Notre œuvre est exposée en 1937 au musée des Beaux-­Arts de Lyon, comme l'indique l’étiquette au verso (ill. 3). Au sujet de ce pastel, l’auteur du catalogue d’exposition précise : « la malicieuse inscription donne à penser qu’il faut voir ici un beau modèle d’atelier qui dans la suite ne fut pas toujours sage, et sans avoir au doigt la bague d’un Caliban, ami du peintre ». Il nous éclaire ainsi sur la signification de la mystérieuse inscription « Léontine avant la cristallisation », qui fait vraisemblablement allusion à la liaison du modèle avec un certain Caliban, dont le surnom, plutôt péjoratif, renvoie à un personnage de Shakespeare. Il pourrait s’agir d’Emile Bergerat : cet homme de lettres écrit sous le pseudonyme « l’Homme masqué » au Voltaire et « Caliban » au Figaro. Il est également directeur de la publication de la Vie Moderne et chargé de la rubrique critique d’art à l’Officiel. En 1872, il épouse Estelle, fille de Théophile Gautier. Après la mort de ce dernier en 1874, Puvis de Chavannes reste en bons termes avec Emile et Estelle Bergerat, qui vivent à Neuilly. Dans une lettre du 7 mai 1882, Puvis remercie l’écrivain pour un article élogieux. Emile Bergerat est aussi l’auteur d’un poème dédié à Puvis en 1895 : « Deux aïeux t’ont légué leurs domaines divers / Millet, son travailleur aux gravités tragiques, / Corot, son Arcadie aux crépuscules verts ».
L’inscription fait probablement référence au concept de cristallisation inventé par Stendhal dans son ouvrage De l’amour, publié en 1822, dans lequel l’auteur décrit le processus d’idéalisation de l’être aimé au début d’une relation amoureuse : « Ce que j’appelle cristallisation, c’est l’opération de l’esprit, qui tire de tout ce qui se présente la découverte que l’objet aimé a de nouvelles perfections ». Si l’on se fie à l’inscription (« avant la cristallisation »), l’exécution de notre pastel correspond aux premières étapes décrites par Stendhal, c’est­-à­-dire l’admiration, le plaisir et l’espérance. La naissance du sentiment amoureux et la cristallisation semblent trouver leur aboutissement dans la version finale du pastel (ill. 1), où le modèle, décrit plus précisément, est idéalisé.

Informations extraites -

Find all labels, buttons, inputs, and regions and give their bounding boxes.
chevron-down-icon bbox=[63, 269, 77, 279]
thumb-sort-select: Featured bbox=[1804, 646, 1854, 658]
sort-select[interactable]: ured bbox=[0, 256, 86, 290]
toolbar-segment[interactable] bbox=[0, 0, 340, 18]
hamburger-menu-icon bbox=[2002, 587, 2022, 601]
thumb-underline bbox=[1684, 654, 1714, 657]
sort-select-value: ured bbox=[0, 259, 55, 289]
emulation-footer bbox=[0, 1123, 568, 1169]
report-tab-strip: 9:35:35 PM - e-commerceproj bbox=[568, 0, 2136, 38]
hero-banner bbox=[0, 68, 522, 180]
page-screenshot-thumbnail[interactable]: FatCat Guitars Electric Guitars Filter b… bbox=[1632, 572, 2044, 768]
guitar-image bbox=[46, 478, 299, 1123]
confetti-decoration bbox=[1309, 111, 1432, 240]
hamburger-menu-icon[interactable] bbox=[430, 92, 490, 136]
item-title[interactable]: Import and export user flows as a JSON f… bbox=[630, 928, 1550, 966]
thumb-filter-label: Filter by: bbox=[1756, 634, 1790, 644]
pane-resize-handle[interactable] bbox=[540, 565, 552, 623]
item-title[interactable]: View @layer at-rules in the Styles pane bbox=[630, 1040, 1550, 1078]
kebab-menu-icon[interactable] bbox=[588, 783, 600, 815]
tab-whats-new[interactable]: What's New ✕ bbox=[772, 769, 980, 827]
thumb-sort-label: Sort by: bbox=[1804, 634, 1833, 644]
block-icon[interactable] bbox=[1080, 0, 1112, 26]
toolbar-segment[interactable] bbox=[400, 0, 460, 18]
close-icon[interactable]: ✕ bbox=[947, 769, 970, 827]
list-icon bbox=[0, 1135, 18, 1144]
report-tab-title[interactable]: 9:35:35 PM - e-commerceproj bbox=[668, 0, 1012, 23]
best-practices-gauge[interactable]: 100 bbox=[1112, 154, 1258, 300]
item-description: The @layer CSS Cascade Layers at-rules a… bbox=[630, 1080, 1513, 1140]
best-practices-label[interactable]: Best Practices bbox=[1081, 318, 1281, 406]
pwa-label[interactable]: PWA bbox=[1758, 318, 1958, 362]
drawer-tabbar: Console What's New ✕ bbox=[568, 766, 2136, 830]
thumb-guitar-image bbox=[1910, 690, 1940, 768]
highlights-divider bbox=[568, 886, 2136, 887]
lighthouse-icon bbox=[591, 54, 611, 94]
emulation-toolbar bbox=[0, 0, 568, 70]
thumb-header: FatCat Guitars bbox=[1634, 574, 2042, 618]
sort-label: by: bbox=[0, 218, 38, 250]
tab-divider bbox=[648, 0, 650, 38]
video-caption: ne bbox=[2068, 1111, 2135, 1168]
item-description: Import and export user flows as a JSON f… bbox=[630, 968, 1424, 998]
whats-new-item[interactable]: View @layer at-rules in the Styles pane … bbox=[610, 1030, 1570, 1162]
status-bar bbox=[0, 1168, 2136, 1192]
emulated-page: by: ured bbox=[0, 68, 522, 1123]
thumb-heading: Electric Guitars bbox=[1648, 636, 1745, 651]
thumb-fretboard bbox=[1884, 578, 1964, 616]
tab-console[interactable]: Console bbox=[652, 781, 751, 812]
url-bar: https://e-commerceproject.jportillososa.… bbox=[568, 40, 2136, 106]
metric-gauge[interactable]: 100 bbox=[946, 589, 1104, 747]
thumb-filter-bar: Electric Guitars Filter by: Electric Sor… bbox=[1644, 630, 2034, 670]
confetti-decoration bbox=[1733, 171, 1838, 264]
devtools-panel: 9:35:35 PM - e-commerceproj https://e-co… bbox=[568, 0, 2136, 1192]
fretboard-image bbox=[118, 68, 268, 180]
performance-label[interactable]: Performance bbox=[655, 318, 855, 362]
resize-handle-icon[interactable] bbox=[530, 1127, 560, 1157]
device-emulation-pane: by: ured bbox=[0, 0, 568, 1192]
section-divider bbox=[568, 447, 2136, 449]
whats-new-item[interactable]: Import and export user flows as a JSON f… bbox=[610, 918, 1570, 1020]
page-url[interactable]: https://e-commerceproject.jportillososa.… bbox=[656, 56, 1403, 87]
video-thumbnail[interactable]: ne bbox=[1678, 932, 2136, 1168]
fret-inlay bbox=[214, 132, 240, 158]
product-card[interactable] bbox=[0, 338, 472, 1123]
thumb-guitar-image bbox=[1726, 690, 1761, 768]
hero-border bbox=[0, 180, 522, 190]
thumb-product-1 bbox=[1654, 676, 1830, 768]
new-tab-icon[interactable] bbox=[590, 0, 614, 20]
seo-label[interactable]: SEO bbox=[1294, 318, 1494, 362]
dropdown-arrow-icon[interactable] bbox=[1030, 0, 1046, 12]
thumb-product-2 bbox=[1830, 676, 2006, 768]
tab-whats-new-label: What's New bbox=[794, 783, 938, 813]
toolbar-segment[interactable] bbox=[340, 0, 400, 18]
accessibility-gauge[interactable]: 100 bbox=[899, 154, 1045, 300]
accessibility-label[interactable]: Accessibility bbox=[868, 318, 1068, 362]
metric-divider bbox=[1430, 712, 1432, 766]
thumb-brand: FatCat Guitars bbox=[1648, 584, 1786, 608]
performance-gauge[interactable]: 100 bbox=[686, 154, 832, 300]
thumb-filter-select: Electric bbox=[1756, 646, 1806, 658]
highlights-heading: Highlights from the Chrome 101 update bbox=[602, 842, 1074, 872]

Consigne - Poursuivez le texte sur le pastel de Léontine à partir de sa dernière phrase. Les entrées forment un matériau à part, sans lien avec le texte.

Réponse attendue -
 

Lorsque le pastel est exposé en 1937, il appartient alors à André Peytel, héritier du célèbre collectionneur Joanny Benoît Peytel (Paris, 1844-­1924). Directeur de la Compagnie de l'Ouest Algérien, président du Conseil d'administration du Crédit algérien et directeur du Crédit foncier, Joanny Peytel participe au financement de l'exposition Rodin au Pavillon de l'Alma en 1900. Il est aussi connu pour avoir donné au Louvre, en 1914, plusieurs chefs-­d’œuvre tels que La Singerie de Watteau, l'Autoportrait de Millet, l'Allée à l'Automne de Sisley, ainsi qu'une précieuse série d'objets d'art orientaux.

Amélie du Closel


1 Gustave Kahn, « Exposition Puvis de Chavannes », Revue indépendante de littérature et d’art, VI, janvier 1888, p. 146.


Bibliographie en rapport :
R. Ballu (préface), Exposition de Tableaux, Pastels, Dessins par M. Puvis de Chavannes, 20 novembre -­ 20 décembre 1887, Galerie Durand-­Ruel, catalogue d’exposition, Paris, 1887.
Aimée Brown Price, Pierre Puvis de Chavannes, the artist and his art, vol. 1, p. 140, pl. 179.
Puvis de Chavannes au musée des Beaux-­Arts de Lyon, 1er octobre - ­6 décembre 1998, Lyon, musée des Beaux-­Arts, catalogue d’exposition, Lyon, 1998.